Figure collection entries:

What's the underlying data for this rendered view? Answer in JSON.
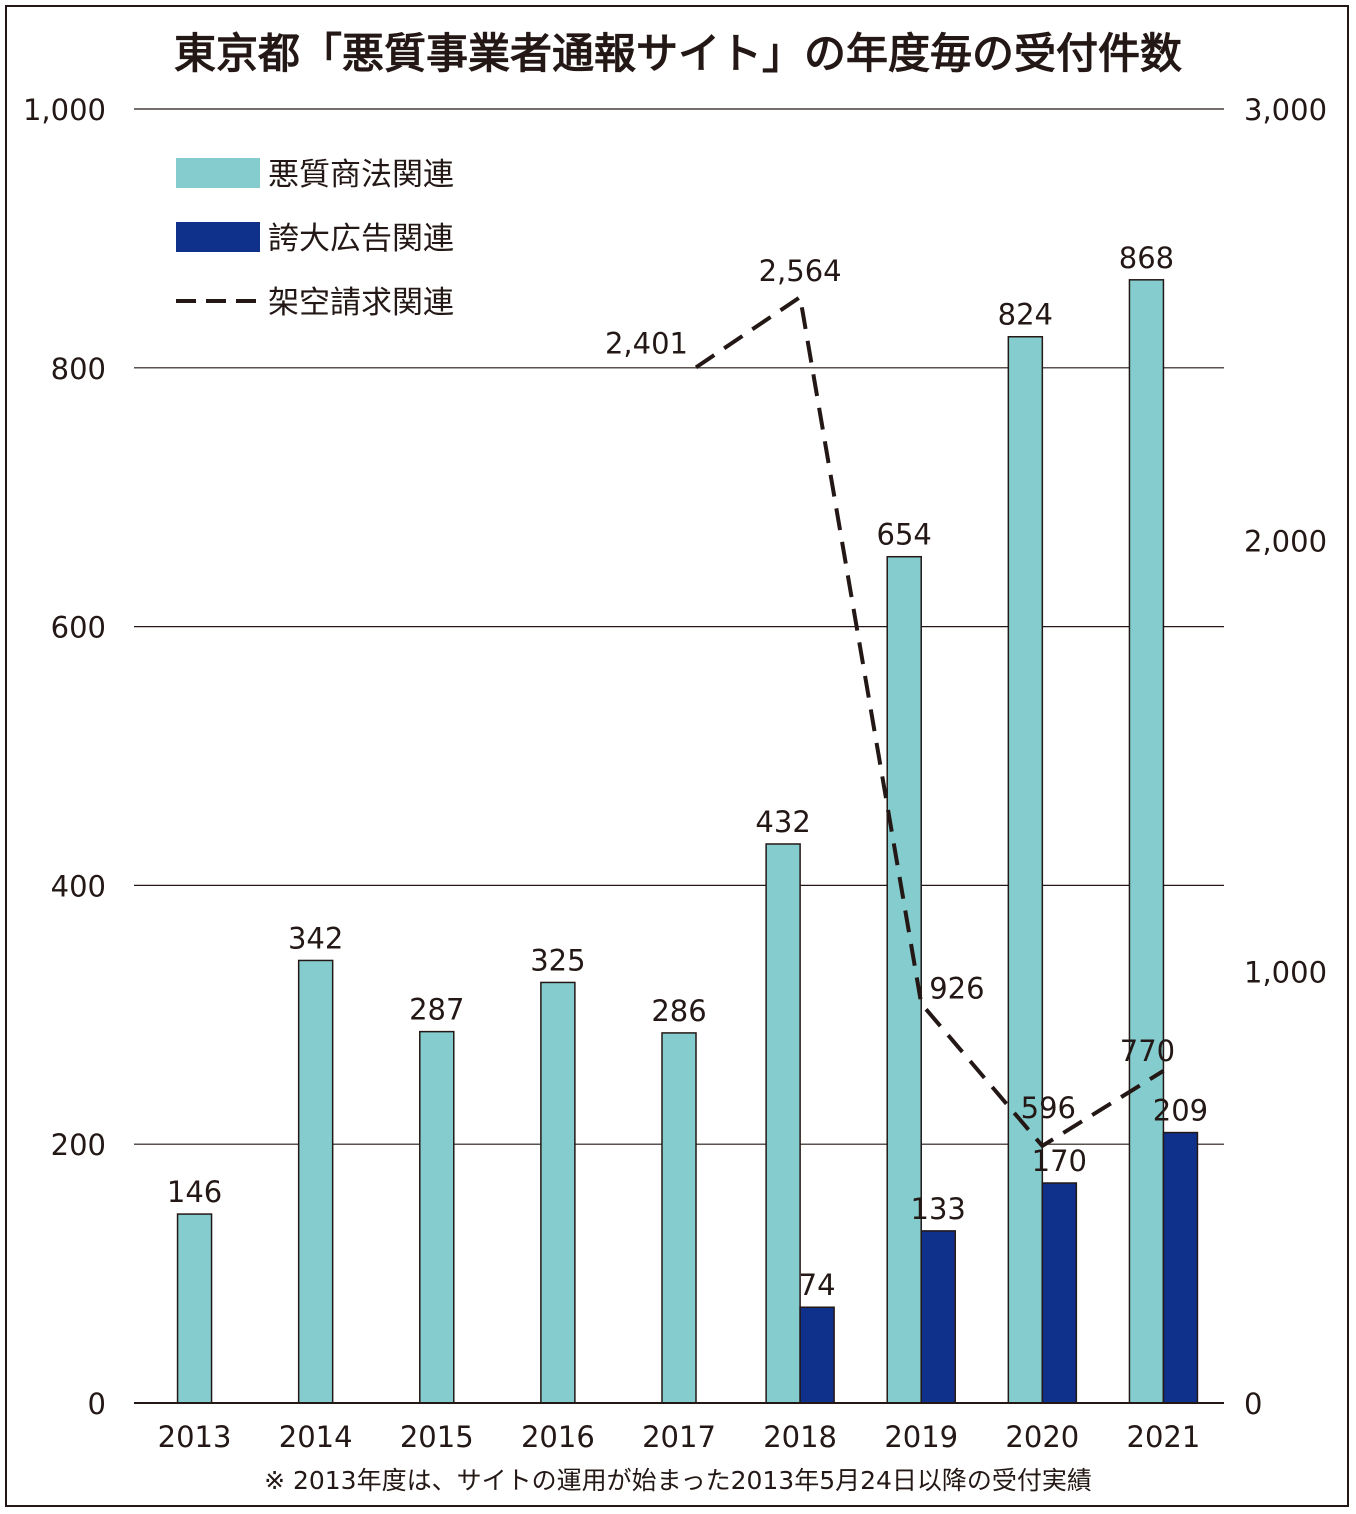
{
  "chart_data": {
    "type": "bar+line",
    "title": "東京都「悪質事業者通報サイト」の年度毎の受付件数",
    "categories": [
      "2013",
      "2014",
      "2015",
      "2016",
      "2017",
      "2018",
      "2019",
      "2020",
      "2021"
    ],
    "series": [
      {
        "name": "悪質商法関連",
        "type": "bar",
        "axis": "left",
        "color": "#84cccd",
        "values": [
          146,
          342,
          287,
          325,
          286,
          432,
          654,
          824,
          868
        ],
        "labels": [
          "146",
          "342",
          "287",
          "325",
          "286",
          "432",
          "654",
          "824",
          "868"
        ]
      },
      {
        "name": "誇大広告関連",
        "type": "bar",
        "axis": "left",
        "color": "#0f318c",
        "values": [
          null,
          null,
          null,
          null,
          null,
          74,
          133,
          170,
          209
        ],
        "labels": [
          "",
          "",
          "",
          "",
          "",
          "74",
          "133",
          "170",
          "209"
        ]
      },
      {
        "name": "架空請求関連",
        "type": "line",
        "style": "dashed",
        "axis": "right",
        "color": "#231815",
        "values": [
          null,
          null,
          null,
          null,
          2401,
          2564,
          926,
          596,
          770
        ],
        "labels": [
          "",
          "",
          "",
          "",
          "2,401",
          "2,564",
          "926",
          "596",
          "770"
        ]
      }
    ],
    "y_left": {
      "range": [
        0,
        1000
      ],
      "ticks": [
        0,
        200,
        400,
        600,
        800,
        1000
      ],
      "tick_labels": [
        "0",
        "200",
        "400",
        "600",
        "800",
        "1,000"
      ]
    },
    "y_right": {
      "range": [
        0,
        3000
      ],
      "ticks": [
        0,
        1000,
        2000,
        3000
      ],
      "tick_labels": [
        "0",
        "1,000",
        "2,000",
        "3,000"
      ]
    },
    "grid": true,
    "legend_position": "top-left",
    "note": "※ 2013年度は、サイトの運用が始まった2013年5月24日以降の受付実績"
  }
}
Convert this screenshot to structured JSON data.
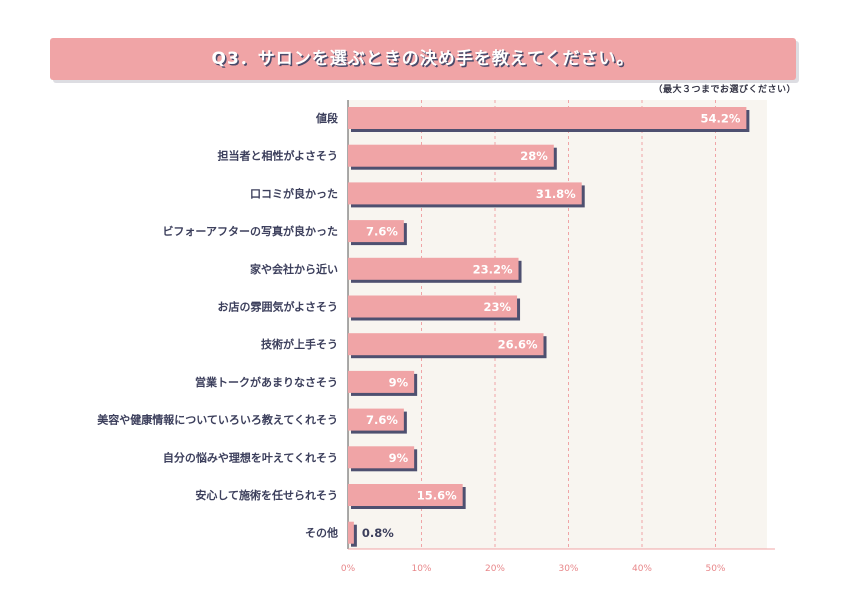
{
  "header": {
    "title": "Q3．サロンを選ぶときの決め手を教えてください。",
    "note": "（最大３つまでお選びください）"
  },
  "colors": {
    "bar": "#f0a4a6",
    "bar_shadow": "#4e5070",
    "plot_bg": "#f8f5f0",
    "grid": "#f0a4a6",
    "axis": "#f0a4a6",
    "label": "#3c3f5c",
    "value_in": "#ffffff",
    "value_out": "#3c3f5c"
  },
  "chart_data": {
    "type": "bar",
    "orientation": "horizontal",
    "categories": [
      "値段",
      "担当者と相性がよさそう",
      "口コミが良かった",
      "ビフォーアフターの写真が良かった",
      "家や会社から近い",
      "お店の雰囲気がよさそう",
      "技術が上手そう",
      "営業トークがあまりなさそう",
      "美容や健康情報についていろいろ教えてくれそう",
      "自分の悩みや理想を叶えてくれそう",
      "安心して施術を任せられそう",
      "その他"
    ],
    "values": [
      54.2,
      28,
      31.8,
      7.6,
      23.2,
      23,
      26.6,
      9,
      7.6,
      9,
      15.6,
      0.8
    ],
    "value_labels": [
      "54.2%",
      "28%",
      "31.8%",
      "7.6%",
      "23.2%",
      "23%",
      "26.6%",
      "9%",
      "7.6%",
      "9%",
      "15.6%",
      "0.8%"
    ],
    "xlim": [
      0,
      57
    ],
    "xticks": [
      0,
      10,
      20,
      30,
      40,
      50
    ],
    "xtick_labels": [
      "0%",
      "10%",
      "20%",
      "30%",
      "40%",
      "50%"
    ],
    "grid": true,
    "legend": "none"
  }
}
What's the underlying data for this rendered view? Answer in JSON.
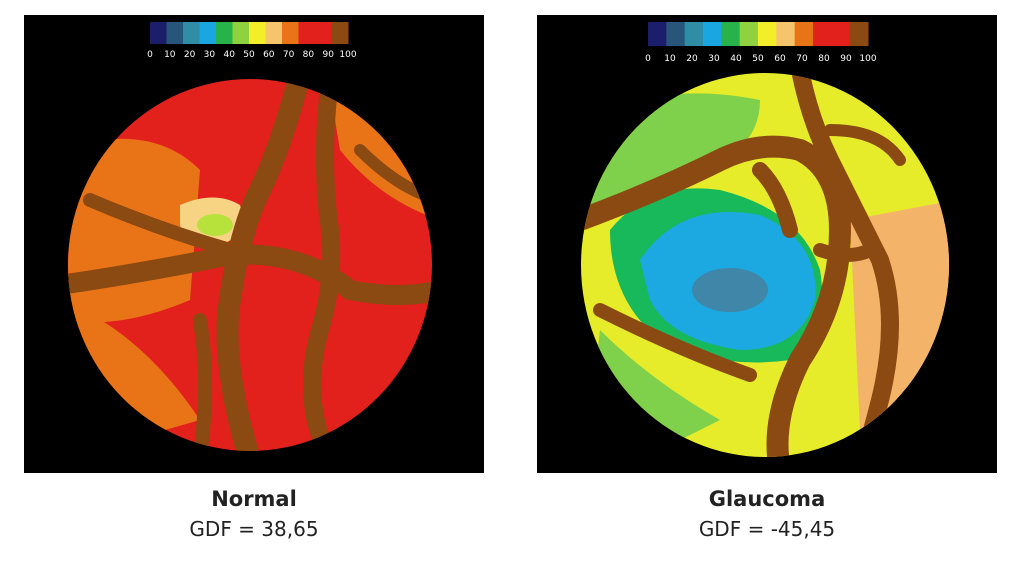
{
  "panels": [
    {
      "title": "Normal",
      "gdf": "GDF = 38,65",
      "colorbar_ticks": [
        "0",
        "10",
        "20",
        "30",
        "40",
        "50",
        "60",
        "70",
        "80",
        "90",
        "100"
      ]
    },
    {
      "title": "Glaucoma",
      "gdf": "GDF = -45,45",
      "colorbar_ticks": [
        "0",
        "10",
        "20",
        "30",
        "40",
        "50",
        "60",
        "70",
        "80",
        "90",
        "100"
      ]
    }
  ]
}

§ GIVEN PROBLEM
Please set down each line of the data above exactly as written, without the pictures.

§ WRITTEN SOLUTION
What's the underlying data for this rendered view? Answer in JSON.
{
  "chart_data": {
    "type": "bar+line",
    "title": "東京都「悪質事業者通報サイト」の年度毎の受付件数",
    "categories": [
      "2013",
      "2014",
      "2015",
      "2016",
      "2017",
      "2018",
      "2019",
      "2020",
      "2021"
    ],
    "series": [
      {
        "name": "悪質商法関連",
        "type": "bar",
        "axis": "left",
        "color": "#84cccd",
        "values": [
          146,
          342,
          287,
          325,
          286,
          432,
          654,
          824,
          868
        ],
        "labels": [
          "146",
          "342",
          "287",
          "325",
          "286",
          "432",
          "654",
          "824",
          "868"
        ]
      },
      {
        "name": "誇大広告関連",
        "type": "bar",
        "axis": "left",
        "color": "#0f318c",
        "values": [
          null,
          null,
          null,
          null,
          null,
          74,
          133,
          170,
          209
        ],
        "labels": [
          "",
          "",
          "",
          "",
          "",
          "74",
          "133",
          "170",
          "209"
        ]
      },
      {
        "name": "架空請求関連",
        "type": "line",
        "style": "dashed",
        "axis": "right",
        "color": "#231815",
        "values": [
          null,
          null,
          null,
          null,
          2401,
          2564,
          926,
          596,
          770
        ],
        "labels": [
          "",
          "",
          "",
          "",
          "2,401",
          "2,564",
          "926",
          "596",
          "770"
        ]
      }
    ],
    "y_left": {
      "range": [
        0,
        1000
      ],
      "ticks": [
        0,
        200,
        400,
        600,
        800,
        1000
      ],
      "tick_labels": [
        "0",
        "200",
        "400",
        "600",
        "800",
        "1,000"
      ]
    },
    "y_right": {
      "range": [
        0,
        3000
      ],
      "ticks": [
        0,
        1000,
        2000,
        3000
      ],
      "tick_labels": [
        "0",
        "1,000",
        "2,000",
        "3,000"
      ]
    },
    "grid": true,
    "legend_position": "top-left",
    "note": "※ 2013年度は、サイトの運用が始まった2013年5月24日以降の受付実績"
  }
}
Convert this screenshot to structured JSON data.
{
  "header": {
    "title": "Q3．サロンを選ぶときの決め手を教えてください。",
    "note": "（最大３つまでお選びください）"
  },
  "colors": {
    "bar": "#f0a4a6",
    "bar_shadow": "#4e5070",
    "plot_bg": "#f8f5f0",
    "grid": "#f0a4a6",
    "axis": "#f0a4a6",
    "label": "#3c3f5c",
    "value_in": "#ffffff",
    "value_out": "#3c3f5c"
  },
  "chart_data": {
    "type": "bar",
    "orientation": "horizontal",
    "categories": [
      "値段",
      "担当者と相性がよさそう",
      "口コミが良かった",
      "ビフォーアフターの写真が良かった",
      "家や会社から近い",
      "お店の雰囲気がよさそう",
      "技術が上手そう",
      "営業トークがあまりなさそう",
      "美容や健康情報についていろいろ教えてくれそう",
      "自分の悩みや理想を叶えてくれそう",
      "安心して施術を任せられそう",
      "その他"
    ],
    "values": [
      54.2,
      28,
      31.8,
      7.6,
      23.2,
      23,
      26.6,
      9,
      7.6,
      9,
      15.6,
      0.8
    ],
    "value_labels": [
      "54.2%",
      "28%",
      "31.8%",
      "7.6%",
      "23.2%",
      "23%",
      "26.6%",
      "9%",
      "7.6%",
      "9%",
      "15.6%",
      "0.8%"
    ],
    "xlim": [
      0,
      57
    ],
    "xticks": [
      0,
      10,
      20,
      30,
      40,
      50
    ],
    "xtick_labels": [
      "0%",
      "10%",
      "20%",
      "30%",
      "40%",
      "50%"
    ],
    "grid": true,
    "legend": "none"
  }
}
What's the underlying data for this rendered view? Answer in JSON.
{
  "panels": [
    {
      "title": "Normal",
      "gdf": "GDF = 38,65",
      "colorbar_ticks": [
        "0",
        "10",
        "20",
        "30",
        "40",
        "50",
        "60",
        "70",
        "80",
        "90",
        "100"
      ]
    },
    {
      "title": "Glaucoma",
      "gdf": "GDF = -45,45",
      "colorbar_ticks": [
        "0",
        "10",
        "20",
        "30",
        "40",
        "50",
        "60",
        "70",
        "80",
        "90",
        "100"
      ]
    }
  ]
}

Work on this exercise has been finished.